* _Task brief_
Pictures should be excluded; otherwise, copy every entry exactly.

[START Dataset entries]

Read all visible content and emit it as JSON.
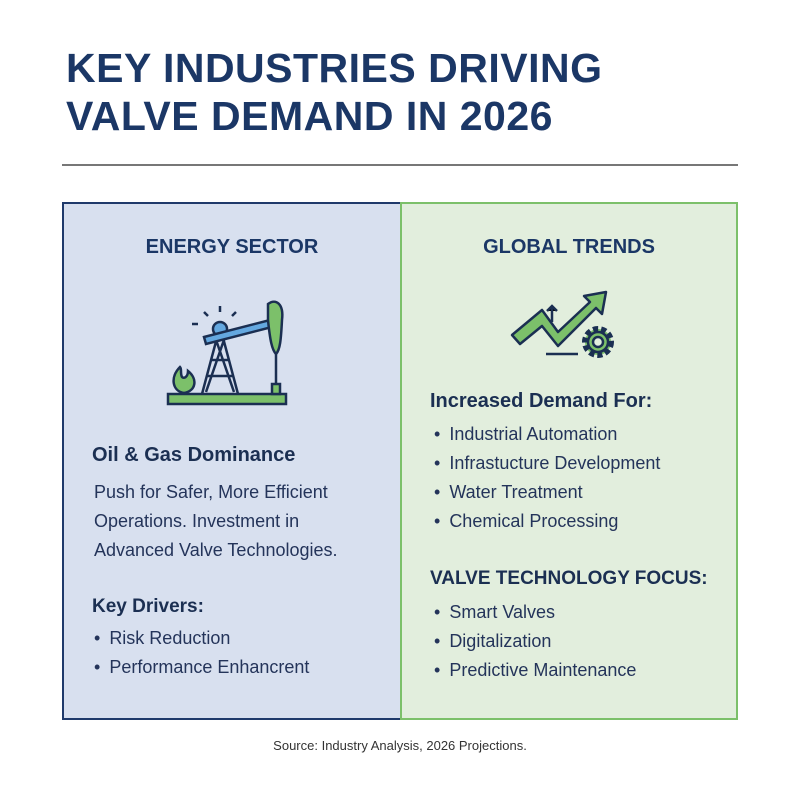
{
  "title": [
    "KEY INDUSTRIES DRIVING",
    "VALVE DEMAND IN 2026"
  ],
  "energy": {
    "heading": "ENERGY SECTOR",
    "icon": "oil-pump-jack-icon",
    "subheading": "Oil & Gas Dominance",
    "description": [
      "Push for Safer, More Efficient",
      "Operations. Investment in",
      "Advanced Valve Technologies."
    ],
    "drivers_heading": "Key Drivers:",
    "drivers": [
      "Risk Reduction",
      "Performance Enhancrent"
    ]
  },
  "trends": {
    "heading": "GLOBAL TRENDS",
    "icon": "growth-arrow-gear-icon",
    "demand_heading": "Increased Demand For:",
    "demand": [
      "Industrial Automation",
      "Infrastucture Development",
      "Water Treatment",
      "Chemical Processing"
    ],
    "tech_heading": "VALVE TECHNOLOGY FOCUS:",
    "tech": [
      "Smart Valves",
      "Digitalization",
      "Predictive Maintenance"
    ]
  },
  "source": "Source: Industry Analysis, 2026 Projections.",
  "colors": {
    "navy": "#1b3766",
    "green": "#7cc06a",
    "left_bg": "#d8e0ef",
    "right_bg": "#e2eedd"
  }
}
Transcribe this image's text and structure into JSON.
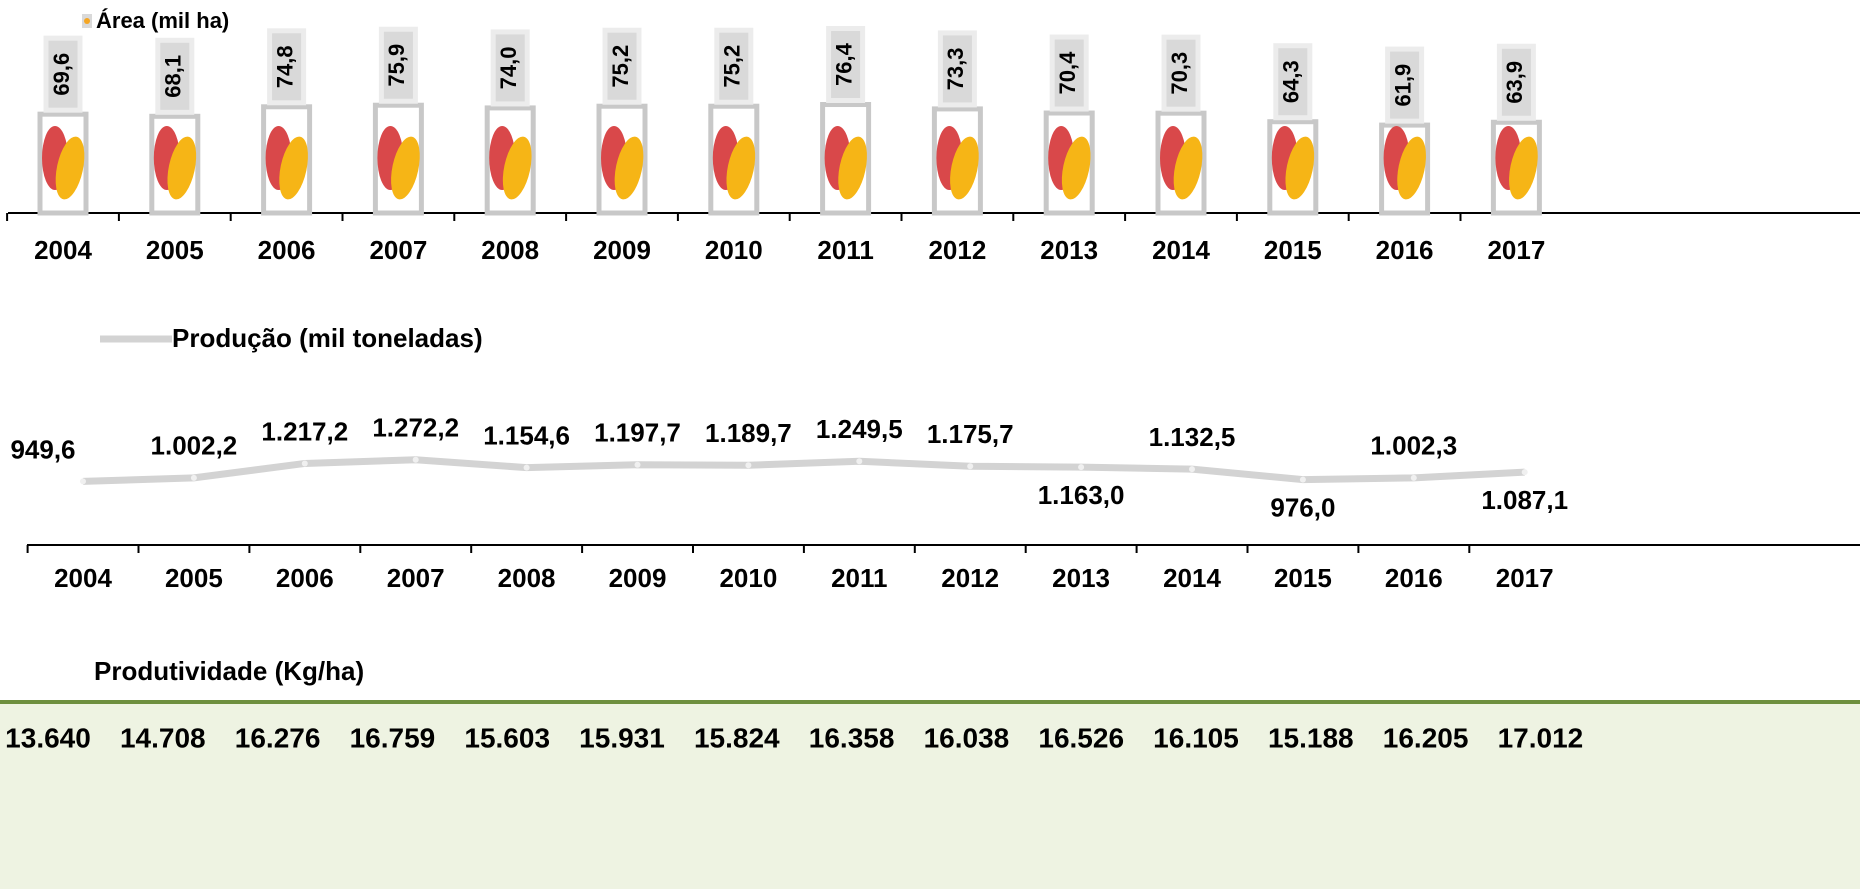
{
  "chart_data": [
    {
      "type": "bar",
      "categories": [
        "2004",
        "2005",
        "2006",
        "2007",
        "2008",
        "2009",
        "2010",
        "2011",
        "2012",
        "2013",
        "2014",
        "2015",
        "2016",
        "2017"
      ],
      "series": [
        {
          "name": "Área (mil ha)",
          "color": "#c8c8c8",
          "values": [
            69.6,
            68.1,
            74.8,
            75.9,
            74.0,
            75.2,
            75.2,
            76.4,
            73.3,
            70.4,
            70.3,
            64.3,
            61.9,
            63.9
          ],
          "value_labels": [
            "69,6",
            "68,1",
            "74,8",
            "75,9",
            "74,0",
            "75,2",
            "75,2",
            "76,4",
            "73,3",
            "70,4",
            "70,3",
            "64,3",
            "61,9",
            "63,9"
          ]
        }
      ],
      "ylim": [
        0,
        150
      ]
    },
    {
      "type": "line",
      "categories": [
        "2004",
        "2005",
        "2006",
        "2007",
        "2008",
        "2009",
        "2010",
        "2011",
        "2012",
        "2013",
        "2014",
        "2015",
        "2016",
        "2017"
      ],
      "series": [
        {
          "name": "Produção (mil toneladas)",
          "color": "#d3d3d3",
          "values": [
            949.6,
            1002.2,
            1217.2,
            1272.2,
            1154.6,
            1197.7,
            1189.7,
            1249.5,
            1175.7,
            1163.0,
            1132.5,
            976.0,
            1002.3,
            1087.1
          ],
          "value_labels": [
            "949,6",
            "1.002,2",
            "1.217,2",
            "1.272,2",
            "1.154,6",
            "1.197,7",
            "1.189,7",
            "1.249,5",
            "1.175,7",
            "1.163,0",
            "1.132,5",
            "976,0",
            "1.002,3",
            "1.087,1"
          ]
        }
      ],
      "ylim": [
        0,
        8000
      ]
    },
    {
      "type": "table",
      "title": "Produtividade (Kg/ha)",
      "values": [
        13640,
        14708,
        16276,
        16759,
        15603,
        15931,
        15824,
        16358,
        16038,
        16526,
        16105,
        15188,
        16205,
        17012
      ],
      "value_labels": [
        "13.640",
        "14.708",
        "16.276",
        "16.759",
        "15.603",
        "15.931",
        "15.824",
        "16.358",
        "16.038",
        "16.526",
        "16.105",
        "15.188",
        "16.205",
        "17.012"
      ]
    }
  ]
}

[END Dataset entries]

* _Written response_
Read all visible content and emit it as JSON.
{
  "title": [
    "KEY INDUSTRIES DRIVING",
    "VALVE DEMAND IN 2026"
  ],
  "energy": {
    "heading": "ENERGY SECTOR",
    "icon": "oil-pump-jack-icon",
    "subheading": "Oil & Gas Dominance",
    "description": [
      "Push for Safer, More Efficient",
      "Operations. Investment in",
      "Advanced Valve Technologies."
    ],
    "drivers_heading": "Key Drivers:",
    "drivers": [
      "Risk Reduction",
      "Performance Enhancrent"
    ]
  },
  "trends": {
    "heading": "GLOBAL TRENDS",
    "icon": "growth-arrow-gear-icon",
    "demand_heading": "Increased Demand For:",
    "demand": [
      "Industrial Automation",
      "Infrastucture Development",
      "Water Treatment",
      "Chemical Processing"
    ],
    "tech_heading": "VALVE TECHNOLOGY FOCUS:",
    "tech": [
      "Smart Valves",
      "Digitalization",
      "Predictive Maintenance"
    ]
  },
  "source": "Source: Industry Analysis, 2026 Projections.",
  "colors": {
    "navy": "#1b3766",
    "green": "#7cc06a",
    "left_bg": "#d8e0ef",
    "right_bg": "#e2eedd"
  }
}
Transcribe this image's text and structure into JSON.
{
  "chart_data": [
    {
      "type": "bar",
      "categories": [
        "2004",
        "2005",
        "2006",
        "2007",
        "2008",
        "2009",
        "2010",
        "2011",
        "2012",
        "2013",
        "2014",
        "2015",
        "2016",
        "2017"
      ],
      "series": [
        {
          "name": "Área (mil ha)",
          "color": "#c8c8c8",
          "values": [
            69.6,
            68.1,
            74.8,
            75.9,
            74.0,
            75.2,
            75.2,
            76.4,
            73.3,
            70.4,
            70.3,
            64.3,
            61.9,
            63.9
          ],
          "value_labels": [
            "69,6",
            "68,1",
            "74,8",
            "75,9",
            "74,0",
            "75,2",
            "75,2",
            "76,4",
            "73,3",
            "70,4",
            "70,3",
            "64,3",
            "61,9",
            "63,9"
          ]
        }
      ],
      "ylim": [
        0,
        150
      ]
    },
    {
      "type": "line",
      "categories": [
        "2004",
        "2005",
        "2006",
        "2007",
        "2008",
        "2009",
        "2010",
        "2011",
        "2012",
        "2013",
        "2014",
        "2015",
        "2016",
        "2017"
      ],
      "series": [
        {
          "name": "Produção (mil toneladas)",
          "color": "#d3d3d3",
          "values": [
            949.6,
            1002.2,
            1217.2,
            1272.2,
            1154.6,
            1197.7,
            1189.7,
            1249.5,
            1175.7,
            1163.0,
            1132.5,
            976.0,
            1002.3,
            1087.1
          ],
          "value_labels": [
            "949,6",
            "1.002,2",
            "1.217,2",
            "1.272,2",
            "1.154,6",
            "1.197,7",
            "1.189,7",
            "1.249,5",
            "1.175,7",
            "1.163,0",
            "1.132,5",
            "976,0",
            "1.002,3",
            "1.087,1"
          ]
        }
      ],
      "ylim": [
        0,
        8000
      ]
    },
    {
      "type": "table",
      "title": "Produtividade (Kg/ha)",
      "values": [
        13640,
        14708,
        16276,
        16759,
        15603,
        15931,
        15824,
        16358,
        16038,
        16526,
        16105,
        15188,
        16205,
        17012
      ],
      "value_labels": [
        "13.640",
        "14.708",
        "16.276",
        "16.759",
        "15.603",
        "15.931",
        "15.824",
        "16.358",
        "16.038",
        "16.526",
        "16.105",
        "15.188",
        "16.205",
        "17.012"
      ]
    }
  ]
}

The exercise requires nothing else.